§ Exercise objective:
Return, unchanged, the rows below from the first one through the line that contains "button[interactable]: o [566,552,624,578]", including both of those lines.

— Start —

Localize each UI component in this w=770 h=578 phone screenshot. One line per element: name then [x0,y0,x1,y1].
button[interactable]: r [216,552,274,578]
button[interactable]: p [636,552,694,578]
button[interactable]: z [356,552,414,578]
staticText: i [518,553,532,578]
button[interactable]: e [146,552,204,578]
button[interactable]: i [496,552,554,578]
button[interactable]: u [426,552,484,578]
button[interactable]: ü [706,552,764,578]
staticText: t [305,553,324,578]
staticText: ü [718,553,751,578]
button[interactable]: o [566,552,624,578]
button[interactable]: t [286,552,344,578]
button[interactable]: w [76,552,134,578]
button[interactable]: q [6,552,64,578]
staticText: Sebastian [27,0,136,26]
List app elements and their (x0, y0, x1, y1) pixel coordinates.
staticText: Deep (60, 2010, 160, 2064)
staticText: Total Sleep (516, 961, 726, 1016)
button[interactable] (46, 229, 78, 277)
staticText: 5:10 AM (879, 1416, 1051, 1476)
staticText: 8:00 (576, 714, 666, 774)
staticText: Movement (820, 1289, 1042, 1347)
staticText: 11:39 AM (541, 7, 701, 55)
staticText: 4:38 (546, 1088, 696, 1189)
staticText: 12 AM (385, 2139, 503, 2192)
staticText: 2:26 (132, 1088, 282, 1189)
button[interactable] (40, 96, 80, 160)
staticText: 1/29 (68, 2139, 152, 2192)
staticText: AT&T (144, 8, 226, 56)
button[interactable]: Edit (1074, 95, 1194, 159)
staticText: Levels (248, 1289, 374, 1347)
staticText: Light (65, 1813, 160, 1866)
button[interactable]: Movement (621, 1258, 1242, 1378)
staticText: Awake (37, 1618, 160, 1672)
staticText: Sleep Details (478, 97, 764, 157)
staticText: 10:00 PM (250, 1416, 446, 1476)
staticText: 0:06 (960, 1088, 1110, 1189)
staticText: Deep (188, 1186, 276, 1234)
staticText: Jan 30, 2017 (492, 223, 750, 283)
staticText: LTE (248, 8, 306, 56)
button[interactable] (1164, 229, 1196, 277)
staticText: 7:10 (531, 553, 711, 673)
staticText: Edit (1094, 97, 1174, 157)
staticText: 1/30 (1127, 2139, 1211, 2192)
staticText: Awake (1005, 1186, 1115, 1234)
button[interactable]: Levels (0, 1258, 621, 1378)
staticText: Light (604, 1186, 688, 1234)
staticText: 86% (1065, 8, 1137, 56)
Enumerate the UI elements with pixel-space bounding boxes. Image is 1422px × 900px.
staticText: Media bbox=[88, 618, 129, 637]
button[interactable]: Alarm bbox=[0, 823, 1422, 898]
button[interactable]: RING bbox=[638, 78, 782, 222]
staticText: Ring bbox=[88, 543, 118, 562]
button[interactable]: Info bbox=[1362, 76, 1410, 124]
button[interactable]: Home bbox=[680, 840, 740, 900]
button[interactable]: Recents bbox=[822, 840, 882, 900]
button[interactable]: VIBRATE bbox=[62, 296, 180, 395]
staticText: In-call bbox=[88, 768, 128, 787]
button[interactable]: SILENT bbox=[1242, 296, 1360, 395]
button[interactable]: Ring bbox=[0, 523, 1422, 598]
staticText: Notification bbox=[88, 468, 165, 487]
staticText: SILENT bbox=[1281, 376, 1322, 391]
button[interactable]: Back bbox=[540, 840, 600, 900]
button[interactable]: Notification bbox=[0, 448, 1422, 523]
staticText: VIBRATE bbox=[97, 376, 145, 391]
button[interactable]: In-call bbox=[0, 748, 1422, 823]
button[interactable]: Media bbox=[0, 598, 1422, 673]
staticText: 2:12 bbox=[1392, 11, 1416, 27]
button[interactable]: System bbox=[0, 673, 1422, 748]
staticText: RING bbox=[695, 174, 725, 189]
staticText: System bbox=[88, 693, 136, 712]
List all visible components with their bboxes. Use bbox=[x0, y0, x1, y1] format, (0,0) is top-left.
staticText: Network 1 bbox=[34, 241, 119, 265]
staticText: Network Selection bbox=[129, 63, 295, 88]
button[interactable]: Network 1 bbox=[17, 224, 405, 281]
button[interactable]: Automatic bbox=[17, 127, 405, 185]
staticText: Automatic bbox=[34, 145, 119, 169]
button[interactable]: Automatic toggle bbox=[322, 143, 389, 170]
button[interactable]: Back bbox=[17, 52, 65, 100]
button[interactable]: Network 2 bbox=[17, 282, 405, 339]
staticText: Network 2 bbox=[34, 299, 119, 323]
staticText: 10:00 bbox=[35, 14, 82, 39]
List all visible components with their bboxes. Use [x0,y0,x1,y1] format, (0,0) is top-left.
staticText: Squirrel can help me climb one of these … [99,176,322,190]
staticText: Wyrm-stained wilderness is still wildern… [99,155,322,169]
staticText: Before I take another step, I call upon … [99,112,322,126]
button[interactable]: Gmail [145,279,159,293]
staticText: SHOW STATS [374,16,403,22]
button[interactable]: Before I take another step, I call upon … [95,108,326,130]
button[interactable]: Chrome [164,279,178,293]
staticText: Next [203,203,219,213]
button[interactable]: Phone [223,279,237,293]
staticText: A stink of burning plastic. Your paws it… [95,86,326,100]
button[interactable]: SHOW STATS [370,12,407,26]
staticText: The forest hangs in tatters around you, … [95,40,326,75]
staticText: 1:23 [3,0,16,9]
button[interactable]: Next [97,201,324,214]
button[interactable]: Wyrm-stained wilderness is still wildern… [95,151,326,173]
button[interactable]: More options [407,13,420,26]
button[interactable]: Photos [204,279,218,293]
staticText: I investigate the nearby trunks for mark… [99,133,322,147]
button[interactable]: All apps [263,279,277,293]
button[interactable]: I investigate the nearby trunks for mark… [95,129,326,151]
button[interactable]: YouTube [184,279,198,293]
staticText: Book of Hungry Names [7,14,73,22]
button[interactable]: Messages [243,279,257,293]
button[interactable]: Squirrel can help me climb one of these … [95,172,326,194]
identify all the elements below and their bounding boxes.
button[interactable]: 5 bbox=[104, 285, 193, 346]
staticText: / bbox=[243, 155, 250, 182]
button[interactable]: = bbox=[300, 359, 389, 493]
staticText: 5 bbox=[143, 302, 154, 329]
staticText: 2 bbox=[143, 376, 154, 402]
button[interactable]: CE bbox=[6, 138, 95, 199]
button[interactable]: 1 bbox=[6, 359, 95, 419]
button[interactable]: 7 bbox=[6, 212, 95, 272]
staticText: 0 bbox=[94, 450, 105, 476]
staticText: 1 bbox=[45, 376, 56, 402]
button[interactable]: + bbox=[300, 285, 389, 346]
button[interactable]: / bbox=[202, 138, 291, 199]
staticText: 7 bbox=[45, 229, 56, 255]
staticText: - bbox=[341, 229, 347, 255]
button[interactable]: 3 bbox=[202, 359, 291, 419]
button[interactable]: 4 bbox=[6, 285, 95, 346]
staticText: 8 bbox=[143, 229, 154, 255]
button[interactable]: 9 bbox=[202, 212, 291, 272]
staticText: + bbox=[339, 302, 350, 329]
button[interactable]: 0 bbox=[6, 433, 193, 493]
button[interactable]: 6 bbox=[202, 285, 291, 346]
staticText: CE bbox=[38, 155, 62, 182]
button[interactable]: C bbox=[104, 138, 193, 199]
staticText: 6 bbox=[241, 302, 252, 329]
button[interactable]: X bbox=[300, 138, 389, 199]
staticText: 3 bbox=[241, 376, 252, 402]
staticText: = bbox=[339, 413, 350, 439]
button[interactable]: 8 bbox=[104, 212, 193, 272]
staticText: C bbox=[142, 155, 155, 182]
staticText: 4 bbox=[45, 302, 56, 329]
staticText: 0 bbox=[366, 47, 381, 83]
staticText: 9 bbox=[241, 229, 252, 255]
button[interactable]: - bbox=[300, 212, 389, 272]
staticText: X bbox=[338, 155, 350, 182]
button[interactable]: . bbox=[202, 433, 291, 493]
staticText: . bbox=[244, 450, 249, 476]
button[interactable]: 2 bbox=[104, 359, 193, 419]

— End —

§ Final result:
Localize each UI component in this w=770 h=578 phone screenshot. One line per element: name then [x0,y0,x1,y1].
button[interactable]: r [216,552,274,578]
button[interactable]: p [636,552,694,578]
button[interactable]: z [356,552,414,578]
staticText: i [518,553,532,578]
button[interactable]: e [146,552,204,578]
button[interactable]: i [496,552,554,578]
button[interactable]: u [426,552,484,578]
button[interactable]: ü [706,552,764,578]
staticText: t [305,553,324,578]
staticText: ü [718,553,751,578]
button[interactable]: o [566,552,624,578]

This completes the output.